AIM OF THE TASK >>
Your task is to gather the lines below that hold the string "TUTTLE".

DATASET ENTRIES >>
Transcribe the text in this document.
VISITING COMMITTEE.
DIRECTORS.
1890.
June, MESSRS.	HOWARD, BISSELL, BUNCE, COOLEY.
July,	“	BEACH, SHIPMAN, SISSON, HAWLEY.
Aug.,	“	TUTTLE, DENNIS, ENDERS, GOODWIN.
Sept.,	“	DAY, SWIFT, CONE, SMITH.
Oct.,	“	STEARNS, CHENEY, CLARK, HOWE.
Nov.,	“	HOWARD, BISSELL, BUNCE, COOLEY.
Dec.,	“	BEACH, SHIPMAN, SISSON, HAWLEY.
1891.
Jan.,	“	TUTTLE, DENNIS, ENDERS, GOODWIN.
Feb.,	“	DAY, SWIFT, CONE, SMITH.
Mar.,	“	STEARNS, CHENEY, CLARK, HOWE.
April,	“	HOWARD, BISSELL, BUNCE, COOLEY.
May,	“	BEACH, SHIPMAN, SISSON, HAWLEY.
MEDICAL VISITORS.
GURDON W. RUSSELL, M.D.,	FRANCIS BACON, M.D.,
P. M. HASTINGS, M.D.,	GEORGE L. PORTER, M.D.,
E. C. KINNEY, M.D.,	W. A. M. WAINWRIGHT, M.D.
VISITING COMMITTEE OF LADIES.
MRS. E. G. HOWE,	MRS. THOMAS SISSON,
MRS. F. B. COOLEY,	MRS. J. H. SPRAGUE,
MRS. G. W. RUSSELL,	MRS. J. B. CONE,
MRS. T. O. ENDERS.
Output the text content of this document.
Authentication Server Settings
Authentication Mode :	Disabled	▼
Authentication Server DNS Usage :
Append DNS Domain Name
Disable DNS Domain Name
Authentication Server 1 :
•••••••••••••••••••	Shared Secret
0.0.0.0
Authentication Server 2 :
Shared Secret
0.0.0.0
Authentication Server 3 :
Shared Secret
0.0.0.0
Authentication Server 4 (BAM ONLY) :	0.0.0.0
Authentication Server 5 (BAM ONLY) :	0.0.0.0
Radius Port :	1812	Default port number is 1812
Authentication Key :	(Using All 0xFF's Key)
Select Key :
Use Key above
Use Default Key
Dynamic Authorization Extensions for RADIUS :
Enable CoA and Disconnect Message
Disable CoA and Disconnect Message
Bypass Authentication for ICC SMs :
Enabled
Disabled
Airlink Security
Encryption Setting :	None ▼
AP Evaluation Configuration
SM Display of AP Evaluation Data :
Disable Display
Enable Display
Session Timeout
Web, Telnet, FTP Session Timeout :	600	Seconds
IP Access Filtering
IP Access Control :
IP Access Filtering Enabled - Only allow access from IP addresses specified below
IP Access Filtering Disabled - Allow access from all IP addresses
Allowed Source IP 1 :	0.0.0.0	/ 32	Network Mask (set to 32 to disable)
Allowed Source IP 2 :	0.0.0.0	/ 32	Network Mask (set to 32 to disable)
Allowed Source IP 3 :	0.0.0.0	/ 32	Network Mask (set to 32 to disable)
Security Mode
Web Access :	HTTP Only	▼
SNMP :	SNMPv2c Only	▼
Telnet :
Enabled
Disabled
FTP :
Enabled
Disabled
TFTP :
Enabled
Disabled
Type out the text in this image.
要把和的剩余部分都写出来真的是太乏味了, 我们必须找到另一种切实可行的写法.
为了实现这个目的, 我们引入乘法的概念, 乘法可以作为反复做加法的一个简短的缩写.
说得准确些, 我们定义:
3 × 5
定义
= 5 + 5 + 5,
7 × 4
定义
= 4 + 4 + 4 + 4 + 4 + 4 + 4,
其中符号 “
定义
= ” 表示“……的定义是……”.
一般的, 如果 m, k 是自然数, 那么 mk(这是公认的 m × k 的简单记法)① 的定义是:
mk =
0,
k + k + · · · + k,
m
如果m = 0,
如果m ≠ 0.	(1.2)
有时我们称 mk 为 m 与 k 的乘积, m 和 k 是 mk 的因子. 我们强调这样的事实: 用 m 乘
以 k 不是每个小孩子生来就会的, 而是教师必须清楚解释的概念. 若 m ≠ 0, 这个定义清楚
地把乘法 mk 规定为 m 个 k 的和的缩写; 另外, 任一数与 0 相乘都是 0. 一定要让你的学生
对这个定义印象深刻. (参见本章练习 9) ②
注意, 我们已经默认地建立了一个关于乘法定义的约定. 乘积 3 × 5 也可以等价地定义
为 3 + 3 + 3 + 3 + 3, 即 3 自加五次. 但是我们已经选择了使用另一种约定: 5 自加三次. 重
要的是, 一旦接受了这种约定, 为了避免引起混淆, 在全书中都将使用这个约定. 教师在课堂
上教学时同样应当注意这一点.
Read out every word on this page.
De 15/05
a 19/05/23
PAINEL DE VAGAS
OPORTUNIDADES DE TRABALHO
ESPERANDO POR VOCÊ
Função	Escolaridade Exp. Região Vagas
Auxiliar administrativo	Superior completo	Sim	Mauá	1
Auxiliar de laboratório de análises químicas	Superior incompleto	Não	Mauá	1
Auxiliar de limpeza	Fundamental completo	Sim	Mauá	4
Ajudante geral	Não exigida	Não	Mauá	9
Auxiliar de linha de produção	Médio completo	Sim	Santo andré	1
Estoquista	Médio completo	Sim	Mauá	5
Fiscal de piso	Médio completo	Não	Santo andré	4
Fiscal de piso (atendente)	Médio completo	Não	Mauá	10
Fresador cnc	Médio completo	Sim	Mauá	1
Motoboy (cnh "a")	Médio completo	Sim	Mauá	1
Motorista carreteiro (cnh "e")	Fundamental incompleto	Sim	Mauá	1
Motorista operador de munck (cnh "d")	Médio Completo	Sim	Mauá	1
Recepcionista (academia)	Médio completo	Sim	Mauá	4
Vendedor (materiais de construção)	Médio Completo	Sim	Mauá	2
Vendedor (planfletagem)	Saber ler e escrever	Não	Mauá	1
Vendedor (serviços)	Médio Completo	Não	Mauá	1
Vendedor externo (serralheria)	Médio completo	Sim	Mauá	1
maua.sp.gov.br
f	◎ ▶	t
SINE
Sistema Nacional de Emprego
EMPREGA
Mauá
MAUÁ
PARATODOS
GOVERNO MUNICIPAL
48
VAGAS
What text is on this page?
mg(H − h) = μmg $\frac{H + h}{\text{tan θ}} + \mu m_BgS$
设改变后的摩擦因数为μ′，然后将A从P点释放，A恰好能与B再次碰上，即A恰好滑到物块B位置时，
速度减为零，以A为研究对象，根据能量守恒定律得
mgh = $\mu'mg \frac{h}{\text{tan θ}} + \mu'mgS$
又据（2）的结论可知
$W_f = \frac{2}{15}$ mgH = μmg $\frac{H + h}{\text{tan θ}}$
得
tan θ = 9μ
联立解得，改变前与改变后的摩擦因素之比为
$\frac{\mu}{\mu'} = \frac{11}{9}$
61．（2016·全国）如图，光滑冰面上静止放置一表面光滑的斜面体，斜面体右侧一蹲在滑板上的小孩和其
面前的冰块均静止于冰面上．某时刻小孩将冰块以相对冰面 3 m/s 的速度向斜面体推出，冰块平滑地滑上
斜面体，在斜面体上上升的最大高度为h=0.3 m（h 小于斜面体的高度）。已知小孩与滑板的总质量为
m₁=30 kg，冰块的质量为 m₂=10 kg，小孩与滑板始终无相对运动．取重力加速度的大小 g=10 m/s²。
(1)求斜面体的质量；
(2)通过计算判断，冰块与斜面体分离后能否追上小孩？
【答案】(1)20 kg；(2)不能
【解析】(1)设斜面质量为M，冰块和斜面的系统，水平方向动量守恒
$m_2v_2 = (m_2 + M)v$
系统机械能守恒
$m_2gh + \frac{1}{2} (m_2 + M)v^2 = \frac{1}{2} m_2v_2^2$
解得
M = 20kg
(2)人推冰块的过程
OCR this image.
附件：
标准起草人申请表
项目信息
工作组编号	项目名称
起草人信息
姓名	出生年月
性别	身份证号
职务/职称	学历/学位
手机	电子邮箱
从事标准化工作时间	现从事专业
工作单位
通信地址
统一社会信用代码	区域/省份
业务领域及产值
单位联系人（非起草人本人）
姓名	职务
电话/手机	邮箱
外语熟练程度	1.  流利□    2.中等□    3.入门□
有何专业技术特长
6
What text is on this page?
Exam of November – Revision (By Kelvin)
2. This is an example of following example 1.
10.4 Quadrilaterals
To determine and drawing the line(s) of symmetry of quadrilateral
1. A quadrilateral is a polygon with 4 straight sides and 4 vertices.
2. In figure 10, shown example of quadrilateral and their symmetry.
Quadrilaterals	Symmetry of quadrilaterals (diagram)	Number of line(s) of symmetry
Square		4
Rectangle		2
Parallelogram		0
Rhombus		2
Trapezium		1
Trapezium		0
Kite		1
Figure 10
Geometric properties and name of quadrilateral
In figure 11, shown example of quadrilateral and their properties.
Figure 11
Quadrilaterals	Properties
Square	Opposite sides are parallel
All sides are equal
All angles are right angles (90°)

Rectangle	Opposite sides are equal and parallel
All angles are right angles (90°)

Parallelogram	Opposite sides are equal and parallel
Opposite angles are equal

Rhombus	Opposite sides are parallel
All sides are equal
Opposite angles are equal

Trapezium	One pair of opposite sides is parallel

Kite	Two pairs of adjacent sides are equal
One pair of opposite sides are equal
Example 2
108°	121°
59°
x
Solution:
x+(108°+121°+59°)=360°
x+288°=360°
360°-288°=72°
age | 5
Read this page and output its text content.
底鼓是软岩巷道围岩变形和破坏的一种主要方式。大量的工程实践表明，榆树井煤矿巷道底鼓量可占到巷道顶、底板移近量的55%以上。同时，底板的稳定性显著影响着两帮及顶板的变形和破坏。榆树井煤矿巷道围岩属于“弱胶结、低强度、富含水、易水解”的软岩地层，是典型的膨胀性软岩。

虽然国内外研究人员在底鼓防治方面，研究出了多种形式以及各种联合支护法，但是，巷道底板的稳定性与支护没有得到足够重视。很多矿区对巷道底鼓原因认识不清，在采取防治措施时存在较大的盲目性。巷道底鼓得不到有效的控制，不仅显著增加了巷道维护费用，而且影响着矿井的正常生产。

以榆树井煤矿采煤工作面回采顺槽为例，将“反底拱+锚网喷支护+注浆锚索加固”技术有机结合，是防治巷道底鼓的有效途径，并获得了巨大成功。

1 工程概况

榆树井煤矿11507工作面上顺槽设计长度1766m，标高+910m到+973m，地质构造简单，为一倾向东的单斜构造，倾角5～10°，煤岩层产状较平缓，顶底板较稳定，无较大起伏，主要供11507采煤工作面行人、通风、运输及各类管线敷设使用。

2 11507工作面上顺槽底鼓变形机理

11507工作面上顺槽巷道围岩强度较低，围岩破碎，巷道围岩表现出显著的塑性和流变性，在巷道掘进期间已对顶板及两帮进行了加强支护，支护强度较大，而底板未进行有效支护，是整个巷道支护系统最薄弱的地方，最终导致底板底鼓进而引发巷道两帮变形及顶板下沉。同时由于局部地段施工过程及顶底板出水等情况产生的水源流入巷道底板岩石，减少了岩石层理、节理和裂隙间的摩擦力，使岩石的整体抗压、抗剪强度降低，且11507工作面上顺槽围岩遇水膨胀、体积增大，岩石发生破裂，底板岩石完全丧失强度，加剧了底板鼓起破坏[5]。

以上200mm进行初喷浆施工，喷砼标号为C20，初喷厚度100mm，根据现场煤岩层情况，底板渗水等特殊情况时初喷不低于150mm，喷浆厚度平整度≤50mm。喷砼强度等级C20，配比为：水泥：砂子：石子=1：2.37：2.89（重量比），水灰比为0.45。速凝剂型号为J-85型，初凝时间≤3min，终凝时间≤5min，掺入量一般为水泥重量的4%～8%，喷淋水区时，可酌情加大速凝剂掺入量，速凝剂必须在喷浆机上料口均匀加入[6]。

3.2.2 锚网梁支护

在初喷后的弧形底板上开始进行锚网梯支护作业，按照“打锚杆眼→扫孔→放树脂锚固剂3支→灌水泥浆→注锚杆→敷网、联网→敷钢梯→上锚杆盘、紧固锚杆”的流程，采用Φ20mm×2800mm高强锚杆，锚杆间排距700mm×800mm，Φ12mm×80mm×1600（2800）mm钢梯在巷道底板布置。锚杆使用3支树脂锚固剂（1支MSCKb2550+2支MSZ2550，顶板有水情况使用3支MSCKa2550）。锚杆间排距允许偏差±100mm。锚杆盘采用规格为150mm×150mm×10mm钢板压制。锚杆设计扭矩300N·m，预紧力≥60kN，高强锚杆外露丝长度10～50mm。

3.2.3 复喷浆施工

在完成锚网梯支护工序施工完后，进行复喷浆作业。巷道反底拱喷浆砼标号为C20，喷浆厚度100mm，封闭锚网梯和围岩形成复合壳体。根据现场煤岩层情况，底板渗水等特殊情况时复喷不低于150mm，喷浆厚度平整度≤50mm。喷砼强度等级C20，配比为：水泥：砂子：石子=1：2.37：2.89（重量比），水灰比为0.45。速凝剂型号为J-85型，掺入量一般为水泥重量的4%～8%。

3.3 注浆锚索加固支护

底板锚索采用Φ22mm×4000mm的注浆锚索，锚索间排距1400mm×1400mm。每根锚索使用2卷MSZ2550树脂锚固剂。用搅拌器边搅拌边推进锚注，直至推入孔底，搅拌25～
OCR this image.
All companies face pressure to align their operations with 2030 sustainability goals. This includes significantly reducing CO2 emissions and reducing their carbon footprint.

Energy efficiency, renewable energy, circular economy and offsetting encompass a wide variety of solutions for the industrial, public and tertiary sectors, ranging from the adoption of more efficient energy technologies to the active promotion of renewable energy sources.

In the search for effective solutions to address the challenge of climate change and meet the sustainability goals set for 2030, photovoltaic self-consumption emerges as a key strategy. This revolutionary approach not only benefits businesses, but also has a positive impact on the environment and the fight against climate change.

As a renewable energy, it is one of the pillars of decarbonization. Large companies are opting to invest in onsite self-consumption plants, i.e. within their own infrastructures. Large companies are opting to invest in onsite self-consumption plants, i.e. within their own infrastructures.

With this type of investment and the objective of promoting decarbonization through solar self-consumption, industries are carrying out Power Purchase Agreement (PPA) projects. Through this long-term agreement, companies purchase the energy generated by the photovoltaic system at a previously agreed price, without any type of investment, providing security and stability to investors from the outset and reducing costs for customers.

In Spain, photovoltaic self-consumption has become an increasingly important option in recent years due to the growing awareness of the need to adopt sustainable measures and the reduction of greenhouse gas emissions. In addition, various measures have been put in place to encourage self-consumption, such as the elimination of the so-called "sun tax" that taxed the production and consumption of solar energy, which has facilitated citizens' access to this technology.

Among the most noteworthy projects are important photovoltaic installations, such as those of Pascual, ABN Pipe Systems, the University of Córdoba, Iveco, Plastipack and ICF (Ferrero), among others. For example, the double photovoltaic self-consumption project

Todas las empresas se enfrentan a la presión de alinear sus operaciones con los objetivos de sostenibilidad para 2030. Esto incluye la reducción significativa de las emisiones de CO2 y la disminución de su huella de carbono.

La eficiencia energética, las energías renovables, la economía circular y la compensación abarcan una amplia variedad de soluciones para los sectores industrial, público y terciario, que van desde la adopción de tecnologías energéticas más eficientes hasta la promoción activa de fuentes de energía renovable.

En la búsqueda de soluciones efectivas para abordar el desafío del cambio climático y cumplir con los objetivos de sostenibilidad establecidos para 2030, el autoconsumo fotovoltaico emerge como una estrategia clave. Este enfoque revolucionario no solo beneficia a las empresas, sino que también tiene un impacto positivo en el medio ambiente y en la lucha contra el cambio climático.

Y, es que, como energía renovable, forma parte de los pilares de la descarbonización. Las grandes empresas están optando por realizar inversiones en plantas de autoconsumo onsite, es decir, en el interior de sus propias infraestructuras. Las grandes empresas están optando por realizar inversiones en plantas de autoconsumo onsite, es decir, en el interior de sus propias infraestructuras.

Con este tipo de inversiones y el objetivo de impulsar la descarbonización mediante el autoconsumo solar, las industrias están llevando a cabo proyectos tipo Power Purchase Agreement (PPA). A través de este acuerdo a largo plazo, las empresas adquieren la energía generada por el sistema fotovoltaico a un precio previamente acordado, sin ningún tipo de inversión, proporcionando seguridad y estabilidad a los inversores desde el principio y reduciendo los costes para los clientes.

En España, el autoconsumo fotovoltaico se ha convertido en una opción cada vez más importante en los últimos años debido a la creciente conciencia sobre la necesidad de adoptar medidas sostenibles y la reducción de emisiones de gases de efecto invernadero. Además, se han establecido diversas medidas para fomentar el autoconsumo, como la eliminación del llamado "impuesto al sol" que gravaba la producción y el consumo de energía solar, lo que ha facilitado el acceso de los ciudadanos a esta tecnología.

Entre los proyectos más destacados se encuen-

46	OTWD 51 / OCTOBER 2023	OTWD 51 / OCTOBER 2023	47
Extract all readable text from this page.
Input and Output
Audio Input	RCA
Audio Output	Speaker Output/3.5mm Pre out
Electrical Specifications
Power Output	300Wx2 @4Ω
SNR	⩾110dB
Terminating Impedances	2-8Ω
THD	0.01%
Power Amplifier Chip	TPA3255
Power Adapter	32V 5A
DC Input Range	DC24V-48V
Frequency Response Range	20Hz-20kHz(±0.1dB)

RESULT OF THE EXERCISE >>
Aug.,	“	TUTTLE, DENNIS, ENDERS, GOODWIN.
Jan.,	“	TUTTLE, DENNIS, ENDERS, GOODWIN.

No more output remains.